— START Records provided —

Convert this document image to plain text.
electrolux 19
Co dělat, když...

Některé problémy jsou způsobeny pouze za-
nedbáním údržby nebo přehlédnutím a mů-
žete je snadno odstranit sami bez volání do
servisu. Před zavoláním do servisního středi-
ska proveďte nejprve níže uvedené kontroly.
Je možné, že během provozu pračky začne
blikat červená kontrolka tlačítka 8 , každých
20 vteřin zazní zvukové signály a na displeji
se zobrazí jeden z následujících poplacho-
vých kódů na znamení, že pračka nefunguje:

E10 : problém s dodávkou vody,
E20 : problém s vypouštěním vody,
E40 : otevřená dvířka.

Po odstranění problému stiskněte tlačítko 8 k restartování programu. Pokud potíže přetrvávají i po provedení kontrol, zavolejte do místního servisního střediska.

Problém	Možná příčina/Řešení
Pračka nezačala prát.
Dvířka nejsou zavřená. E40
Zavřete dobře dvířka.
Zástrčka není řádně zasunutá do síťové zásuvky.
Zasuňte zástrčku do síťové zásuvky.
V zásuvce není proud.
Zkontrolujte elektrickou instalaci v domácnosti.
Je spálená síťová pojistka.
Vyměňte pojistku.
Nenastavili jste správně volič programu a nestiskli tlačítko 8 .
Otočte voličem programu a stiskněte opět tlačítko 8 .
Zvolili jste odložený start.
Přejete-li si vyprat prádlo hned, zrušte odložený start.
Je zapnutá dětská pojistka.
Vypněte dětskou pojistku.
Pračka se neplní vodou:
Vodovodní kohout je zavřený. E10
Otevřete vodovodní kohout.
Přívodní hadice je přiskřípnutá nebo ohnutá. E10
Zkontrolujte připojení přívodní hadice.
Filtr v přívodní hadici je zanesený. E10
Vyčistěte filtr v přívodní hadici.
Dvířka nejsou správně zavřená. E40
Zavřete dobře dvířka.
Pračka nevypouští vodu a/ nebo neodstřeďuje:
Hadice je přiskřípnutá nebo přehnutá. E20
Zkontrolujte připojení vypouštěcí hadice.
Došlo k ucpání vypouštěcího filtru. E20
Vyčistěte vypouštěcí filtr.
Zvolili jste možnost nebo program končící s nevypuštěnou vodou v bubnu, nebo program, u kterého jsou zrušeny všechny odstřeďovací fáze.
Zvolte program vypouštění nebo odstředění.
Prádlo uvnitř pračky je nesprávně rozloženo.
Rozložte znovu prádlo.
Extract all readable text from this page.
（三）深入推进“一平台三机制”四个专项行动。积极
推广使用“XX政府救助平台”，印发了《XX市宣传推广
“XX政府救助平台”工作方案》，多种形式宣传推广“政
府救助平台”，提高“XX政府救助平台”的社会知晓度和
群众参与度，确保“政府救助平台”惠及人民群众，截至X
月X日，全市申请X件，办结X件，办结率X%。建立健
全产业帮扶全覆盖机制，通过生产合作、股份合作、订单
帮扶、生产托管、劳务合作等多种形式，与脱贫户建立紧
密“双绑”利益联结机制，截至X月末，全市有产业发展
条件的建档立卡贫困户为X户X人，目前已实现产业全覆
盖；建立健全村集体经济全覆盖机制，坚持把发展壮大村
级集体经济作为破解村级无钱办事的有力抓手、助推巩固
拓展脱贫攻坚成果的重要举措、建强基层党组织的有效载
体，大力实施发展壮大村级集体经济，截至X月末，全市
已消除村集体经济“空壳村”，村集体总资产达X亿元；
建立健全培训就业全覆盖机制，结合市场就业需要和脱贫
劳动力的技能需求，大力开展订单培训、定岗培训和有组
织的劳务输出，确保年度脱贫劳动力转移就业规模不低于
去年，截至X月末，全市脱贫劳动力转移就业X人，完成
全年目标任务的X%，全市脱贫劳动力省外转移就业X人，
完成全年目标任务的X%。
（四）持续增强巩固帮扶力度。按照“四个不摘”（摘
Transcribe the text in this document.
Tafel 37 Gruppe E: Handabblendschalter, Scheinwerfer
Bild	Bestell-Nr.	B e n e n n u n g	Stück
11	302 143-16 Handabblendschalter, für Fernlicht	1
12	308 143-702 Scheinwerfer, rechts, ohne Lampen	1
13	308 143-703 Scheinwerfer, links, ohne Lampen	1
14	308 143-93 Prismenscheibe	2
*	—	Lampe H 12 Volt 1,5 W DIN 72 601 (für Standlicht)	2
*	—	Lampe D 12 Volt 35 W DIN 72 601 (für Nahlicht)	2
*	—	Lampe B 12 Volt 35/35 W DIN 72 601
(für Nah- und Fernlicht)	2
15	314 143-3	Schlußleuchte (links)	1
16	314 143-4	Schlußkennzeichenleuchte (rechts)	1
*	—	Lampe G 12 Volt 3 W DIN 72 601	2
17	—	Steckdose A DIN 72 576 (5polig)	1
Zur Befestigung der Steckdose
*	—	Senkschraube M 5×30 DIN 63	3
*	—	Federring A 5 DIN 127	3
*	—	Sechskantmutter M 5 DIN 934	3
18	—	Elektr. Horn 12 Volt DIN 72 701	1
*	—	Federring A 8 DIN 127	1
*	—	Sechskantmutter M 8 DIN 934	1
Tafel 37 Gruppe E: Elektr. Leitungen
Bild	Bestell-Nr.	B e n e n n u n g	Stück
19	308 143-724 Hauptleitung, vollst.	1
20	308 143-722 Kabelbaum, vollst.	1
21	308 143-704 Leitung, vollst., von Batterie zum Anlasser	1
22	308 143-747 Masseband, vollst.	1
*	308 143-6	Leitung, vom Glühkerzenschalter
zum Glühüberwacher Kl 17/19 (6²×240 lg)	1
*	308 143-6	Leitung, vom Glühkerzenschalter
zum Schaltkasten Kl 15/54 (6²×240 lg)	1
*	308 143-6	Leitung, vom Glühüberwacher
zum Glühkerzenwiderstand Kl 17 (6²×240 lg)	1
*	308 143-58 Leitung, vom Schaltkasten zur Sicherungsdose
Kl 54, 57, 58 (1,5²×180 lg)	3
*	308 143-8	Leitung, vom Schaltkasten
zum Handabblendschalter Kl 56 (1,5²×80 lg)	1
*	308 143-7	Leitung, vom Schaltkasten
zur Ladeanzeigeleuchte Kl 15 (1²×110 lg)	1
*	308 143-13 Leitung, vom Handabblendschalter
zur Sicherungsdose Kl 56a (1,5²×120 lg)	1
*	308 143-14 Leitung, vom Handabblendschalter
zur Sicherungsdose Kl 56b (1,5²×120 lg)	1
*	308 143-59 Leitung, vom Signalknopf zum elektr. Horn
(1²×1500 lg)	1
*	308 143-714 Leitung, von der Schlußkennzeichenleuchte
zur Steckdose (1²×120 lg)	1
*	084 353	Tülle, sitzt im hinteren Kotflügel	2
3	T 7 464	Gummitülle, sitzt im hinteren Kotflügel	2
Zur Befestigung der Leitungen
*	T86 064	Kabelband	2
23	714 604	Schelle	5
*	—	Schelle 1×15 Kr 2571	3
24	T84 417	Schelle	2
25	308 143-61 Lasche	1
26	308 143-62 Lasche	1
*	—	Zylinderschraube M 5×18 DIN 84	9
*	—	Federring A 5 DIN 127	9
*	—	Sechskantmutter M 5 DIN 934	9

— END Records provided —

Show every line where the string "Gruppe" appears.

* **Written solution**
Tafel 37 Gruppe E: Handabblendschalter, Scheinwerfer
Tafel 37 Gruppe E: Elektr. Leitungen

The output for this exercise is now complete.